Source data
◇ ◇ ◇ ◇
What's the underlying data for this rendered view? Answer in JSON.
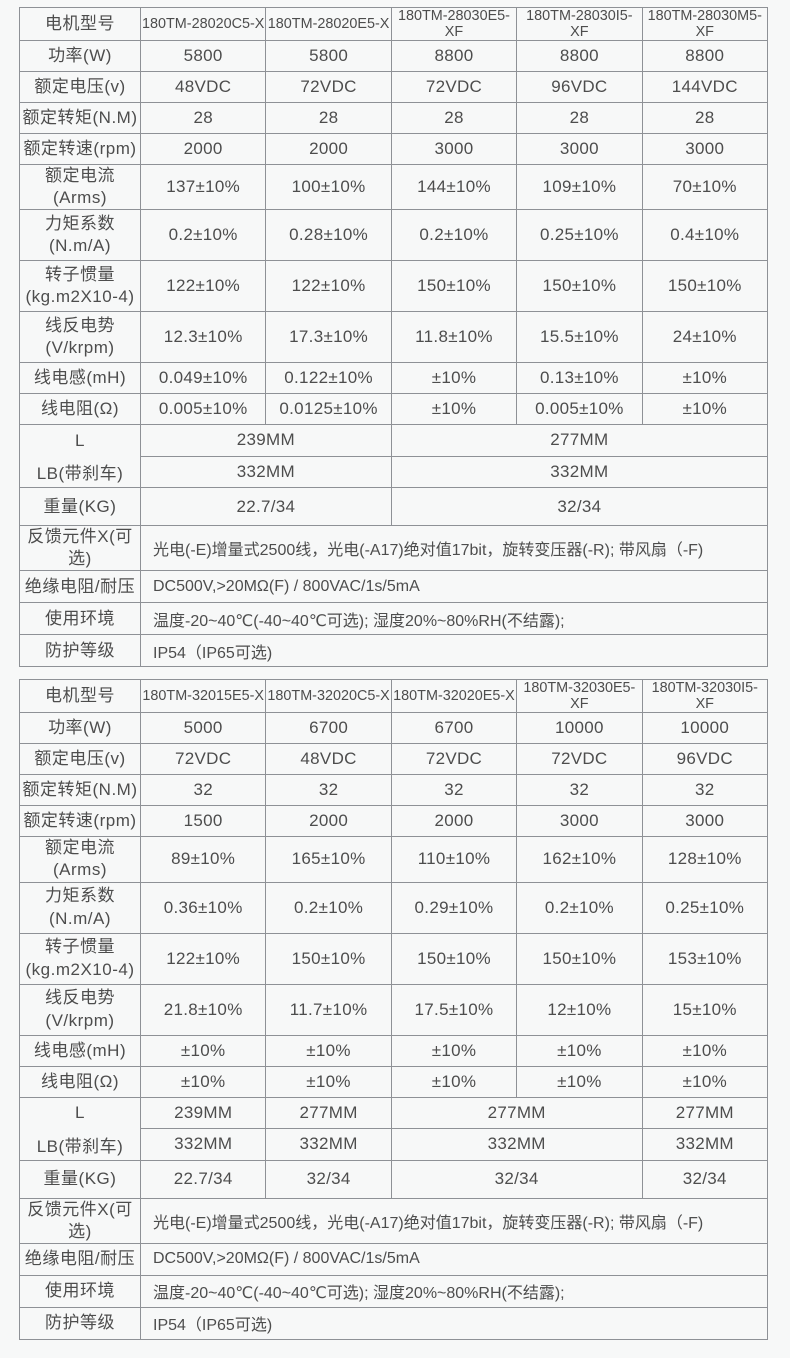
{
  "page": {
    "background_color": "#f7f8f8",
    "border_color": "#8e9196",
    "text_color": "#4d4d4d"
  },
  "tables": [
    {
      "name": "180TM-280-series",
      "header": {
        "label": "电机型号",
        "models": [
          "180TM-28020C5-X",
          "180TM-28020E5-X",
          "180TM-28030E5-XF",
          "180TM-28030I5-XF",
          "180TM-28030M5-XF"
        ]
      },
      "spec_rows": [
        {
          "label": "功率(W)",
          "tall": false,
          "values": [
            "5800",
            "5800",
            "8800",
            "8800",
            "8800"
          ]
        },
        {
          "label": "额定电压(v)",
          "tall": false,
          "values": [
            "48VDC",
            "72VDC",
            "72VDC",
            "96VDC",
            "144VDC"
          ]
        },
        {
          "label": "额定转矩(N.M)",
          "tall": false,
          "values": [
            "28",
            "28",
            "28",
            "28",
            "28"
          ]
        },
        {
          "label": "额定转速(rpm)",
          "tall": false,
          "values": [
            "2000",
            "2000",
            "3000",
            "3000",
            "3000"
          ]
        },
        {
          "label": "额定电流(Arms)",
          "tall": false,
          "values": [
            "137±10%",
            "100±10%",
            "144±10%",
            "109±10%",
            "70±10%"
          ]
        },
        {
          "label": "力矩系数\n(N.m/A)",
          "tall": true,
          "values": [
            "0.2±10%",
            "0.28±10%",
            "0.2±10%",
            "0.25±10%",
            "0.4±10%"
          ]
        },
        {
          "label": "转子惯量\n(kg.m2X10-4)",
          "tall": true,
          "values": [
            "122±10%",
            "122±10%",
            "150±10%",
            "150±10%",
            "150±10%"
          ]
        },
        {
          "label": "线反电势\n(V/krpm)",
          "tall": true,
          "values": [
            "12.3±10%",
            "17.3±10%",
            "11.8±10%",
            "15.5±10%",
            "24±10%"
          ]
        },
        {
          "label": "线电感(mH)",
          "tall": false,
          "values": [
            "0.049±10%",
            "0.122±10%",
            "±10%",
            "0.13±10%",
            "±10%"
          ]
        },
        {
          "label": "线电阻(Ω)",
          "tall": false,
          "values": [
            "0.005±10%",
            "0.0125±10%",
            "±10%",
            "0.005±10%",
            "±10%"
          ]
        }
      ],
      "dims": {
        "l_label": "L",
        "lb_label": "LB(带刹车)",
        "l_cells": [
          {
            "text": "239MM",
            "span": 2
          },
          {
            "text": "277MM",
            "span": 3
          }
        ],
        "lb_cells": [
          {
            "text": "332MM",
            "span": 2
          },
          {
            "text": "332MM",
            "span": 3
          }
        ],
        "weight_label": "重量(KG)",
        "weight_cells": [
          {
            "text": "22.7/34",
            "span": 2
          },
          {
            "text": "32/34",
            "span": 3
          }
        ]
      },
      "footer_rows": [
        {
          "label": "反馈元件X(可选)",
          "value": "光电(-E)增量式2500线，光电(-A17)绝对值17bit，旋转变压器(-R); 带风扇（-F)"
        },
        {
          "label": "绝缘电阻/耐压",
          "value": "DC500V,>20MΩ(F) / 800VAC/1s/5mA"
        },
        {
          "label": "使用环境",
          "value": "温度-20~40℃(-40~40℃可选); 湿度20%~80%RH(不结露);"
        },
        {
          "label": "防护等级",
          "value": "IP54（IP65可选)"
        }
      ]
    },
    {
      "name": "180TM-320-series",
      "header": {
        "label": "电机型号",
        "models": [
          "180TM-32015E5-X",
          "180TM-32020C5-X",
          "180TM-32020E5-X",
          "180TM-32030E5-XF",
          "180TM-32030I5-XF"
        ]
      },
      "spec_rows": [
        {
          "label": "功率(W)",
          "tall": false,
          "values": [
            "5000",
            "6700",
            "6700",
            "10000",
            "10000"
          ]
        },
        {
          "label": "额定电压(v)",
          "tall": false,
          "values": [
            "72VDC",
            "48VDC",
            "72VDC",
            "72VDC",
            "96VDC"
          ]
        },
        {
          "label": "额定转矩(N.M)",
          "tall": false,
          "values": [
            "32",
            "32",
            "32",
            "32",
            "32"
          ]
        },
        {
          "label": "额定转速(rpm)",
          "tall": false,
          "values": [
            "1500",
            "2000",
            "2000",
            "3000",
            "3000"
          ]
        },
        {
          "label": "额定电流(Arms)",
          "tall": false,
          "values": [
            "89±10%",
            "165±10%",
            "110±10%",
            "162±10%",
            "128±10%"
          ]
        },
        {
          "label": "力矩系数\n(N.m/A)",
          "tall": true,
          "values": [
            "0.36±10%",
            "0.2±10%",
            "0.29±10%",
            "0.2±10%",
            "0.25±10%"
          ]
        },
        {
          "label": "转子惯量\n(kg.m2X10-4)",
          "tall": true,
          "values": [
            "122±10%",
            "150±10%",
            "150±10%",
            "150±10%",
            "153±10%"
          ]
        },
        {
          "label": "线反电势\n(V/krpm)",
          "tall": true,
          "values": [
            "21.8±10%",
            "11.7±10%",
            "17.5±10%",
            "12±10%",
            "15±10%"
          ]
        },
        {
          "label": "线电感(mH)",
          "tall": false,
          "values": [
            "±10%",
            "±10%",
            "±10%",
            "±10%",
            "±10%"
          ]
        },
        {
          "label": "线电阻(Ω)",
          "tall": false,
          "values": [
            "±10%",
            "±10%",
            "±10%",
            "±10%",
            "±10%"
          ]
        }
      ],
      "dims": {
        "l_label": "L",
        "lb_label": "LB(带刹车)",
        "l_cells": [
          {
            "text": "239MM",
            "span": 1
          },
          {
            "text": "277MM",
            "span": 1
          },
          {
            "text": "277MM",
            "span": 2
          },
          {
            "text": "277MM",
            "span": 1
          }
        ],
        "lb_cells": [
          {
            "text": "332MM",
            "span": 1
          },
          {
            "text": "332MM",
            "span": 1
          },
          {
            "text": "332MM",
            "span": 2
          },
          {
            "text": "332MM",
            "span": 1
          }
        ],
        "weight_label": "重量(KG)",
        "weight_cells": [
          {
            "text": "22.7/34",
            "span": 1
          },
          {
            "text": "32/34",
            "span": 1
          },
          {
            "text": "32/34",
            "span": 2
          },
          {
            "text": "32/34",
            "span": 1
          }
        ]
      },
      "footer_rows": [
        {
          "label": "反馈元件X(可选)",
          "value": "光电(-E)增量式2500线，光电(-A17)绝对值17bit，旋转变压器(-R); 带风扇（-F)"
        },
        {
          "label": "绝缘电阻/耐压",
          "value": "DC500V,>20MΩ(F) / 800VAC/1s/5mA"
        },
        {
          "label": "使用环境",
          "value": "温度-20~40℃(-40~40℃可选); 湿度20%~80%RH(不结露);"
        },
        {
          "label": "防护等级",
          "value": "IP54（IP65可选)"
        }
      ]
    }
  ]
}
◇ ◇ ◇ ◇
- _YOUR GOAL_
Transcribe the records verbatim and omit the images.

- _CORRECT RESPONSE_
What's the underlying data for this rendered view? Answer in JSON.
{
  "page": {
    "background_color": "#f7f8f8",
    "border_color": "#8e9196",
    "text_color": "#4d4d4d"
  },
  "tables": [
    {
      "name": "180TM-280-series",
      "header": {
        "label": "电机型号",
        "models": [
          "180TM-28020C5-X",
          "180TM-28020E5-X",
          "180TM-28030E5-XF",
          "180TM-28030I5-XF",
          "180TM-28030M5-XF"
        ]
      },
      "spec_rows": [
        {
          "label": "功率(W)",
          "tall": false,
          "values": [
            "5800",
            "5800",
            "8800",
            "8800",
            "8800"
          ]
        },
        {
          "label": "额定电压(v)",
          "tall": false,
          "values": [
            "48VDC",
            "72VDC",
            "72VDC",
            "96VDC",
            "144VDC"
          ]
        },
        {
          "label": "额定转矩(N.M)",
          "tall": false,
          "values": [
            "28",
            "28",
            "28",
            "28",
            "28"
          ]
        },
        {
          "label": "额定转速(rpm)",
          "tall": false,
          "values": [
            "2000",
            "2000",
            "3000",
            "3000",
            "3000"
          ]
        },
        {
          "label": "额定电流(Arms)",
          "tall": false,
          "values": [
            "137±10%",
            "100±10%",
            "144±10%",
            "109±10%",
            "70±10%"
          ]
        },
        {
          "label": "力矩系数\n(N.m/A)",
          "tall": true,
          "values": [
            "0.2±10%",
            "0.28±10%",
            "0.2±10%",
            "0.25±10%",
            "0.4±10%"
          ]
        },
        {
          "label": "转子惯量\n(kg.m2X10-4)",
          "tall": true,
          "values": [
            "122±10%",
            "122±10%",
            "150±10%",
            "150±10%",
            "150±10%"
          ]
        },
        {
          "label": "线反电势\n(V/krpm)",
          "tall": true,
          "values": [
            "12.3±10%",
            "17.3±10%",
            "11.8±10%",
            "15.5±10%",
            "24±10%"
          ]
        },
        {
          "label": "线电感(mH)",
          "tall": false,
          "values": [
            "0.049±10%",
            "0.122±10%",
            "±10%",
            "0.13±10%",
            "±10%"
          ]
        },
        {
          "label": "线电阻(Ω)",
          "tall": false,
          "values": [
            "0.005±10%",
            "0.0125±10%",
            "±10%",
            "0.005±10%",
            "±10%"
          ]
        }
      ],
      "dims": {
        "l_label": "L",
        "lb_label": "LB(带刹车)",
        "l_cells": [
          {
            "text": "239MM",
            "span": 2
          },
          {
            "text": "277MM",
            "span": 3
          }
        ],
        "lb_cells": [
          {
            "text": "332MM",
            "span": 2
          },
          {
            "text": "332MM",
            "span": 3
          }
        ],
        "weight_label": "重量(KG)",
        "weight_cells": [
          {
            "text": "22.7/34",
            "span": 2
          },
          {
            "text": "32/34",
            "span": 3
          }
        ]
      },
      "footer_rows": [
        {
          "label": "反馈元件X(可选)",
          "value": "光电(-E)增量式2500线，光电(-A17)绝对值17bit，旋转变压器(-R); 带风扇（-F)"
        },
        {
          "label": "绝缘电阻/耐压",
          "value": "DC500V,>20MΩ(F) / 800VAC/1s/5mA"
        },
        {
          "label": "使用环境",
          "value": "温度-20~40℃(-40~40℃可选); 湿度20%~80%RH(不结露);"
        },
        {
          "label": "防护等级",
          "value": "IP54（IP65可选)"
        }
      ]
    },
    {
      "name": "180TM-320-series",
      "header": {
        "label": "电机型号",
        "models": [
          "180TM-32015E5-X",
          "180TM-32020C5-X",
          "180TM-32020E5-X",
          "180TM-32030E5-XF",
          "180TM-32030I5-XF"
        ]
      },
      "spec_rows": [
        {
          "label": "功率(W)",
          "tall": false,
          "values": [
            "5000",
            "6700",
            "6700",
            "10000",
            "10000"
          ]
        },
        {
          "label": "额定电压(v)",
          "tall": false,
          "values": [
            "72VDC",
            "48VDC",
            "72VDC",
            "72VDC",
            "96VDC"
          ]
        },
        {
          "label": "额定转矩(N.M)",
          "tall": false,
          "values": [
            "32",
            "32",
            "32",
            "32",
            "32"
          ]
        },
        {
          "label": "额定转速(rpm)",
          "tall": false,
          "values": [
            "1500",
            "2000",
            "2000",
            "3000",
            "3000"
          ]
        },
        {
          "label": "额定电流(Arms)",
          "tall": false,
          "values": [
            "89±10%",
            "165±10%",
            "110±10%",
            "162±10%",
            "128±10%"
          ]
        },
        {
          "label": "力矩系数\n(N.m/A)",
          "tall": true,
          "values": [
            "0.36±10%",
            "0.2±10%",
            "0.29±10%",
            "0.2±10%",
            "0.25±10%"
          ]
        },
        {
          "label": "转子惯量\n(kg.m2X10-4)",
          "tall": true,
          "values": [
            "122±10%",
            "150±10%",
            "150±10%",
            "150±10%",
            "153±10%"
          ]
        },
        {
          "label": "线反电势\n(V/krpm)",
          "tall": true,
          "values": [
            "21.8±10%",
            "11.7±10%",
            "17.5±10%",
            "12±10%",
            "15±10%"
          ]
        },
        {
          "label": "线电感(mH)",
          "tall": false,
          "values": [
            "±10%",
            "±10%",
            "±10%",
            "±10%",
            "±10%"
          ]
        },
        {
          "label": "线电阻(Ω)",
          "tall": false,
          "values": [
            "±10%",
            "±10%",
            "±10%",
            "±10%",
            "±10%"
          ]
        }
      ],
      "dims": {
        "l_label": "L",
        "lb_label": "LB(带刹车)",
        "l_cells": [
          {
            "text": "239MM",
            "span": 1
          },
          {
            "text": "277MM",
            "span": 1
          },
          {
            "text": "277MM",
            "span": 2
          },
          {
            "text": "277MM",
            "span": 1
          }
        ],
        "lb_cells": [
          {
            "text": "332MM",
            "span": 1
          },
          {
            "text": "332MM",
            "span": 1
          },
          {
            "text": "332MM",
            "span": 2
          },
          {
            "text": "332MM",
            "span": 1
          }
        ],
        "weight_label": "重量(KG)",
        "weight_cells": [
          {
            "text": "22.7/34",
            "span": 1
          },
          {
            "text": "32/34",
            "span": 1
          },
          {
            "text": "32/34",
            "span": 2
          },
          {
            "text": "32/34",
            "span": 1
          }
        ]
      },
      "footer_rows": [
        {
          "label": "反馈元件X(可选)",
          "value": "光电(-E)增量式2500线，光电(-A17)绝对值17bit，旋转变压器(-R); 带风扇（-F)"
        },
        {
          "label": "绝缘电阻/耐压",
          "value": "DC500V,>20MΩ(F) / 800VAC/1s/5mA"
        },
        {
          "label": "使用环境",
          "value": "温度-20~40℃(-40~40℃可选); 湿度20%~80%RH(不结露);"
        },
        {
          "label": "防护等级",
          "value": "IP54（IP65可选)"
        }
      ]
    }
  ]
}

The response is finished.